* STATED GOAL: Can you find the lines of the listing that include "Community" and copy every one?

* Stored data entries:
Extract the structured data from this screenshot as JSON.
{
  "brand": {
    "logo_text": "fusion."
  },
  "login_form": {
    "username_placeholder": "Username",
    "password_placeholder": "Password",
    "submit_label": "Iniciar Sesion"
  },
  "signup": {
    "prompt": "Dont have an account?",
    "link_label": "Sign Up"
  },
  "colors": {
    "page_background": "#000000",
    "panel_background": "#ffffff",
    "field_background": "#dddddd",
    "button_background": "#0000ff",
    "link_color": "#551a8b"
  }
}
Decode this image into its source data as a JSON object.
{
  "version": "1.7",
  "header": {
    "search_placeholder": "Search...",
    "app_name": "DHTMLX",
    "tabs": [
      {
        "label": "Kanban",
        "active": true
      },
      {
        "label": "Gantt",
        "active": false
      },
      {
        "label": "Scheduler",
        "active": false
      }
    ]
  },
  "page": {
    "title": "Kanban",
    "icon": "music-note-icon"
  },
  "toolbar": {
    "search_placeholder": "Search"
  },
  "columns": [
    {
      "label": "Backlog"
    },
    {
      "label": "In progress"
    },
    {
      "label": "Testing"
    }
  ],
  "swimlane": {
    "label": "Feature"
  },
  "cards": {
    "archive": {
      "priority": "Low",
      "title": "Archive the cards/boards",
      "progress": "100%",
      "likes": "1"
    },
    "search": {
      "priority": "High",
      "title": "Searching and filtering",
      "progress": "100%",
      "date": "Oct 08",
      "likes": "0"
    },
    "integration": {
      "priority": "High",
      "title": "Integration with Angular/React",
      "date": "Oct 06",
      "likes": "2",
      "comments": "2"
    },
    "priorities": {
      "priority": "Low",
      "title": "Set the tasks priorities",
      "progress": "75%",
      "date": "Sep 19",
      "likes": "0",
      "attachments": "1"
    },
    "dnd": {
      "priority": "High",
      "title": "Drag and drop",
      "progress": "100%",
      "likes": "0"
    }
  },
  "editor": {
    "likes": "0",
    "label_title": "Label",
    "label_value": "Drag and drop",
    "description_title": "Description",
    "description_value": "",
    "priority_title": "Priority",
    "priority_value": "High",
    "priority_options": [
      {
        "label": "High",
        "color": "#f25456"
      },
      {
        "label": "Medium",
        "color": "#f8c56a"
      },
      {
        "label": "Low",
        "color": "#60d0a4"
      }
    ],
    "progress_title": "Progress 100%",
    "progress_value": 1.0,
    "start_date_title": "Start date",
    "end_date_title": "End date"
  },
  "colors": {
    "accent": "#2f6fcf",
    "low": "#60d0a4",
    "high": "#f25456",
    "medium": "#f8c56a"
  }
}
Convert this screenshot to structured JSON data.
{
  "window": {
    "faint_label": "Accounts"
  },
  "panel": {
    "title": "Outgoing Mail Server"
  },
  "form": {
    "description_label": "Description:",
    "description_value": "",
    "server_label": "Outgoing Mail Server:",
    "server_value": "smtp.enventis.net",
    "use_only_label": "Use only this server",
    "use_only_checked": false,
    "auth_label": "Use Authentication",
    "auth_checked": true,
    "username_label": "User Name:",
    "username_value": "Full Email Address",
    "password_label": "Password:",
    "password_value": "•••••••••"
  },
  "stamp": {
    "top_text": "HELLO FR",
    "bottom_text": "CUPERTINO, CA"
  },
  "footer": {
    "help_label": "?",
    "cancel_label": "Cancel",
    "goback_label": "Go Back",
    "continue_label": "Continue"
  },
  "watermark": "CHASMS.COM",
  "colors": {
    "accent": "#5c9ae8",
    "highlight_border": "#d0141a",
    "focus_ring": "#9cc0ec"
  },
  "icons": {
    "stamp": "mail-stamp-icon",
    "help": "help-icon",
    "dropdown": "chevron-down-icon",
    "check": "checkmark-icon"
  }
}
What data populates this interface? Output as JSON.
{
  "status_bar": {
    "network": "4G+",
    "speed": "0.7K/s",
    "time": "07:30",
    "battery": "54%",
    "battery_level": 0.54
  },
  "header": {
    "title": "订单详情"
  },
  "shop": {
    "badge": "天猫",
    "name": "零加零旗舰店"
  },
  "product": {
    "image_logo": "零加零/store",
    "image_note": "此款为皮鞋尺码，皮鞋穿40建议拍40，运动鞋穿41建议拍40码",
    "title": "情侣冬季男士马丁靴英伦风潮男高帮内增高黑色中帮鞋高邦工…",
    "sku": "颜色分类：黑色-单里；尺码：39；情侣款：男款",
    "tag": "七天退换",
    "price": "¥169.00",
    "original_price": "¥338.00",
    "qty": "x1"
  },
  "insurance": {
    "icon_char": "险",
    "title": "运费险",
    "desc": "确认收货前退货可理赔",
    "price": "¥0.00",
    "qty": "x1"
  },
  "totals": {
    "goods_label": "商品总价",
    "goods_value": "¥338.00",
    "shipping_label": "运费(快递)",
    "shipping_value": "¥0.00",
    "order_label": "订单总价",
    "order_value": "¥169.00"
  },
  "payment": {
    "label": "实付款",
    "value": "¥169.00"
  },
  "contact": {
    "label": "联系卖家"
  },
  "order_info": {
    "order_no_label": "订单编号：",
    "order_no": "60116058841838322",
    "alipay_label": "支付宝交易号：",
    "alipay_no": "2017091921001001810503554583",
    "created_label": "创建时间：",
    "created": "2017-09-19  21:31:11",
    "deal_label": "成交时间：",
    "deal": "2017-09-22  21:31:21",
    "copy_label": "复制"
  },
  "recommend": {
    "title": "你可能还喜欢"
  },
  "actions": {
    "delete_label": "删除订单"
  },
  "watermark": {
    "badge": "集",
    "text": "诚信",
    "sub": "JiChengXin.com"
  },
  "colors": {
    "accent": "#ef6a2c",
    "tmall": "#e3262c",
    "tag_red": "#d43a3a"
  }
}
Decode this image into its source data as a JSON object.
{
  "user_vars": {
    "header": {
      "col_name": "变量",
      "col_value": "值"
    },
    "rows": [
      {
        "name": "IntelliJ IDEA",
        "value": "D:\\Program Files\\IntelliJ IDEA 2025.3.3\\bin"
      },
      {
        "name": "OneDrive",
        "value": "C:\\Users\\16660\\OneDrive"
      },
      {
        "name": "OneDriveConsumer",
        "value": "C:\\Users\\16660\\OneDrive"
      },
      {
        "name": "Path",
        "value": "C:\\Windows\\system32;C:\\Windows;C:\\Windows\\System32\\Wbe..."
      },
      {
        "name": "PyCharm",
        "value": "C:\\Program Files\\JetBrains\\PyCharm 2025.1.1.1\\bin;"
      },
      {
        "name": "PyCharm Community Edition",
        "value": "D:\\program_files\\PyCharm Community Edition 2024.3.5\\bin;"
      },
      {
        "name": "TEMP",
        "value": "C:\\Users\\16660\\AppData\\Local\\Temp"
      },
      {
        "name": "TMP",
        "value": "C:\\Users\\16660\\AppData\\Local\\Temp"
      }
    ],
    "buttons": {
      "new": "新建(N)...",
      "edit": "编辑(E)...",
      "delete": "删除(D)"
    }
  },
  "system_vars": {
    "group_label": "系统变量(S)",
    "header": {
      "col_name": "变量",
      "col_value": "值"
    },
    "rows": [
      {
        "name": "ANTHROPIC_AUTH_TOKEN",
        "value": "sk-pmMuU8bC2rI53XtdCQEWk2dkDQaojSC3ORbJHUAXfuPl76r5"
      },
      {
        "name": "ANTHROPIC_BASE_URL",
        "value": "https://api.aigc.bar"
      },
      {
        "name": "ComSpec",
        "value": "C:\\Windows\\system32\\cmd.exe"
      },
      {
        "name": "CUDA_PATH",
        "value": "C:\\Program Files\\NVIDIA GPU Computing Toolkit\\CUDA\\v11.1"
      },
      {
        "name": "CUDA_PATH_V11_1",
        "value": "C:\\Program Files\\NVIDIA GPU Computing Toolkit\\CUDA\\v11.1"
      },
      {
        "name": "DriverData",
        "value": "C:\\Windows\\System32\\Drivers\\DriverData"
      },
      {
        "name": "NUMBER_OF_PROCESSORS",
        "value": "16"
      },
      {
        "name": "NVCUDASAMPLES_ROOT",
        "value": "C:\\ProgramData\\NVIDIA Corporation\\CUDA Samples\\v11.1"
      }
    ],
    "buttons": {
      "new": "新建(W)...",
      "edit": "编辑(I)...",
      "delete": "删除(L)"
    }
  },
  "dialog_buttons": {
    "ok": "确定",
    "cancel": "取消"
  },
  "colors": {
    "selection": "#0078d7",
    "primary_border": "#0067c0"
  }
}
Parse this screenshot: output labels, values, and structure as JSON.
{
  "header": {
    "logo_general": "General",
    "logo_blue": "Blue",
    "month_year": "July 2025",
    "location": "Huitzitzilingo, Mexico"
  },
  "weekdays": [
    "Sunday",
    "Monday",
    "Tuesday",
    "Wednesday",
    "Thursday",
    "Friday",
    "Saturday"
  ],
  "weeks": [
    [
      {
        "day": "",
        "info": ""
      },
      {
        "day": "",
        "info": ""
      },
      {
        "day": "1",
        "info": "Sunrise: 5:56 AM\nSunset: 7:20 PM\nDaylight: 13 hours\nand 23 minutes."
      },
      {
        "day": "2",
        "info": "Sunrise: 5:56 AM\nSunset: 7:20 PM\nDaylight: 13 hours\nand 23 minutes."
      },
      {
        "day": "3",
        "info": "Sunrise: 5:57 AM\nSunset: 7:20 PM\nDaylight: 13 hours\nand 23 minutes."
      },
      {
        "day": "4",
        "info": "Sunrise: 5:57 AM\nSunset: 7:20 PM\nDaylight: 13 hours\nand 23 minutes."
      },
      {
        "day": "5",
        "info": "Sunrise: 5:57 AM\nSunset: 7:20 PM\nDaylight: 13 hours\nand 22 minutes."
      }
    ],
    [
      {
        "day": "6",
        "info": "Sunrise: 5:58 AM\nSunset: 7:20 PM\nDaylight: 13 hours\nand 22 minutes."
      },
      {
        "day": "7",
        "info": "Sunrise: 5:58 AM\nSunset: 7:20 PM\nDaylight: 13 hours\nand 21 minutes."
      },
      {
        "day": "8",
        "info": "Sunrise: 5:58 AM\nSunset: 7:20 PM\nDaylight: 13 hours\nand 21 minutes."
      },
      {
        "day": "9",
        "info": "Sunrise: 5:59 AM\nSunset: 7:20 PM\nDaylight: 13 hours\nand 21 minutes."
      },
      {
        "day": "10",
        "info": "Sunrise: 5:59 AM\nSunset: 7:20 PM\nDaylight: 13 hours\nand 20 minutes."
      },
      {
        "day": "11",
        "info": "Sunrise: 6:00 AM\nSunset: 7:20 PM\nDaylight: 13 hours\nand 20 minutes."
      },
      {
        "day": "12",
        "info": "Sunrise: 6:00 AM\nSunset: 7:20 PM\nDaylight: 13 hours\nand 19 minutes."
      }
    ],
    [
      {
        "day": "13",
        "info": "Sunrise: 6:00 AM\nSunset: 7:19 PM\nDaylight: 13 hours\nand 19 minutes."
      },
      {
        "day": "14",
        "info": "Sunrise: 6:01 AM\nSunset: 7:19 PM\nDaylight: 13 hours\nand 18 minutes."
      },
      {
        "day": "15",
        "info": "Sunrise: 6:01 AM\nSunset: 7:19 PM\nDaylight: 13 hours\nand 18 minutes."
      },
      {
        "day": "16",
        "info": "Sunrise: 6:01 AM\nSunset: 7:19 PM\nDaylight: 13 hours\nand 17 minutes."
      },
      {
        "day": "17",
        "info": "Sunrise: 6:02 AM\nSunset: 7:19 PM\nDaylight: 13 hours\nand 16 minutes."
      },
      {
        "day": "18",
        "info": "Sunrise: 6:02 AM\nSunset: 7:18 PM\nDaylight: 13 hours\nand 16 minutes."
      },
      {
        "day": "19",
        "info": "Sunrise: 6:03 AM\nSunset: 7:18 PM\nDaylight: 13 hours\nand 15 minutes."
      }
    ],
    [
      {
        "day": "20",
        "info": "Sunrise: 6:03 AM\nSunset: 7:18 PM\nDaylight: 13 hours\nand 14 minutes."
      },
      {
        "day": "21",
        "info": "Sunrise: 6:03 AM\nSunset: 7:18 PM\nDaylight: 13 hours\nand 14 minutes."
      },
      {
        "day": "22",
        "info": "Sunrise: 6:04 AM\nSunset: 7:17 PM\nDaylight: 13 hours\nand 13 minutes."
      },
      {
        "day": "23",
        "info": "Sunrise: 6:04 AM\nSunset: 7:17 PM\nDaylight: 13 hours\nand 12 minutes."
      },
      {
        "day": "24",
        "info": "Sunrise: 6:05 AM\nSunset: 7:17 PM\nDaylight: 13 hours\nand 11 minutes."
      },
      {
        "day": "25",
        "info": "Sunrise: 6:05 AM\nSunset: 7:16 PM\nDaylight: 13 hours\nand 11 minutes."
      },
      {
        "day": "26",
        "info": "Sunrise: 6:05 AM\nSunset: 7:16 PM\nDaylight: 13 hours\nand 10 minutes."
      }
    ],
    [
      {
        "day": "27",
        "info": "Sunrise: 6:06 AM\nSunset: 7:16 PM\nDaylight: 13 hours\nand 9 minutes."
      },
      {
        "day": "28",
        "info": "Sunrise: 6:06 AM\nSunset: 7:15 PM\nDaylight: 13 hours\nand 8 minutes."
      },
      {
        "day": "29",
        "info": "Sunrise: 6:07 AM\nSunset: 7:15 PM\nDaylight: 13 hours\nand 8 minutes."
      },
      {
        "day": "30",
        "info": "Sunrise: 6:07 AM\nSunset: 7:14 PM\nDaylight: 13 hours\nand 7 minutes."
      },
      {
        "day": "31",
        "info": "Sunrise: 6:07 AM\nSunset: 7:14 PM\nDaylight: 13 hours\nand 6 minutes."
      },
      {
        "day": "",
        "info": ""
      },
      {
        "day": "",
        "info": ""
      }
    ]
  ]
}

* SOLUTION TO THIS EXERCISE:
        "name": "PyCharm Community Edition",
        "value": "D:\\program_files\\PyCharm Community Edition 2024.3.5\\bin;"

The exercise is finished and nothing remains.